▸ RECORDED DATA
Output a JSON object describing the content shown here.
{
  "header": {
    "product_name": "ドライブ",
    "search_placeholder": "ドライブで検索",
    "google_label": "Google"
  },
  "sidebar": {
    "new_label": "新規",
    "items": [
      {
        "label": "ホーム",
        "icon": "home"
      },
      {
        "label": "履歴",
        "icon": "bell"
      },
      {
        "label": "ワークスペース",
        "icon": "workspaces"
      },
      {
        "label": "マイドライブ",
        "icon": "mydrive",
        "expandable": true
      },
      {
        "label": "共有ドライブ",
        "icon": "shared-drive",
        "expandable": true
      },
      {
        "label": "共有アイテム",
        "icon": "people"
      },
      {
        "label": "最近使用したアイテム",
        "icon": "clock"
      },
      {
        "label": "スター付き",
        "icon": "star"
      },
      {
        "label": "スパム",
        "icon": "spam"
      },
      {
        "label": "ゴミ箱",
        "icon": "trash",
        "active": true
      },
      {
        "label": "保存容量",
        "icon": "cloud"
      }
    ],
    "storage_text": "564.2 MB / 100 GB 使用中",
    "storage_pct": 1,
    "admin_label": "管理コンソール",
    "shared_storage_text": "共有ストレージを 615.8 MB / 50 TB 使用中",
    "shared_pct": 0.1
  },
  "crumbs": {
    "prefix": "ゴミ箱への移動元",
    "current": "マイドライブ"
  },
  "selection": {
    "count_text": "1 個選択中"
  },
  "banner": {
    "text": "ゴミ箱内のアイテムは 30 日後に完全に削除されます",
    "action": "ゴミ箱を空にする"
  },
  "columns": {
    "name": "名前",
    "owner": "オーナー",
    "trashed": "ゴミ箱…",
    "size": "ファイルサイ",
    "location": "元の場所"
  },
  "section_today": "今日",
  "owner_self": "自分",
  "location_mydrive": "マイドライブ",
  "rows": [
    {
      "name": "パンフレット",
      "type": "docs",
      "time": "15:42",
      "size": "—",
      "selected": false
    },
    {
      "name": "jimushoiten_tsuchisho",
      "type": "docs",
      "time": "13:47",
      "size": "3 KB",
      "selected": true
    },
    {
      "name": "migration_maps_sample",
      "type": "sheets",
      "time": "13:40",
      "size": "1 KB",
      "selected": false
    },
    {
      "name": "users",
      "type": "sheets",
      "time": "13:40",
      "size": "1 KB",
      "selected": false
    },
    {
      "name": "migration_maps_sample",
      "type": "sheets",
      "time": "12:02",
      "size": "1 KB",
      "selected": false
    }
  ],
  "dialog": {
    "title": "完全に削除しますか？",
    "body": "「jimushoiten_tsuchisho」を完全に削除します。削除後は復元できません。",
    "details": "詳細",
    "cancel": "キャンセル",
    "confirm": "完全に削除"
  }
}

▸ WORK REQUIRED
Restate the data above word for word, please.

▸ ANSWER TO THIS TASK
Output a JSON object describing the content shown here.
{
  "header": {
    "product_name": "ドライブ",
    "search_placeholder": "ドライブで検索",
    "google_label": "Google"
  },
  "sidebar": {
    "new_label": "新規",
    "items": [
      {
        "label": "ホーム",
        "icon": "home"
      },
      {
        "label": "履歴",
        "icon": "bell"
      },
      {
        "label": "ワークスペース",
        "icon": "workspaces"
      },
      {
        "label": "マイドライブ",
        "icon": "mydrive",
        "expandable": true
      },
      {
        "label": "共有ドライブ",
        "icon": "shared-drive",
        "expandable": true
      },
      {
        "label": "共有アイテム",
        "icon": "people"
      },
      {
        "label": "最近使用したアイテム",
        "icon": "clock"
      },
      {
        "label": "スター付き",
        "icon": "star"
      },
      {
        "label": "スパム",
        "icon": "spam"
      },
      {
        "label": "ゴミ箱",
        "icon": "trash",
        "active": true
      },
      {
        "label": "保存容量",
        "icon": "cloud"
      }
    ],
    "storage_text": "564.2 MB / 100 GB 使用中",
    "storage_pct": 1,
    "admin_label": "管理コンソール",
    "shared_storage_text": "共有ストレージを 615.8 MB / 50 TB 使用中",
    "shared_pct": 0.1
  },
  "crumbs": {
    "prefix": "ゴミ箱への移動元",
    "current": "マイドライブ"
  },
  "selection": {
    "count_text": "1 個選択中"
  },
  "banner": {
    "text": "ゴミ箱内のアイテムは 30 日後に完全に削除されます",
    "action": "ゴミ箱を空にする"
  },
  "columns": {
    "name": "名前",
    "owner": "オーナー",
    "trashed": "ゴミ箱…",
    "size": "ファイルサイ",
    "location": "元の場所"
  },
  "section_today": "今日",
  "owner_self": "自分",
  "location_mydrive": "マイドライブ",
  "rows": [
    {
      "name": "パンフレット",
      "type": "docs",
      "time": "15:42",
      "size": "—",
      "selected": false
    },
    {
      "name": "jimushoiten_tsuchisho",
      "type": "docs",
      "time": "13:47",
      "size": "3 KB",
      "selected": true
    },
    {
      "name": "migration_maps_sample",
      "type": "sheets",
      "time": "13:40",
      "size": "1 KB",
      "selected": false
    },
    {
      "name": "users",
      "type": "sheets",
      "time": "13:40",
      "size": "1 KB",
      "selected": false
    },
    {
      "name": "migration_maps_sample",
      "type": "sheets",
      "time": "12:02",
      "size": "1 KB",
      "selected": false
    }
  ],
  "dialog": {
    "title": "完全に削除しますか？",
    "body": "「jimushoiten_tsuchisho」を完全に削除します。削除後は復元できません。",
    "details": "詳細",
    "cancel": "キャンセル",
    "confirm": "完全に削除"
  }
}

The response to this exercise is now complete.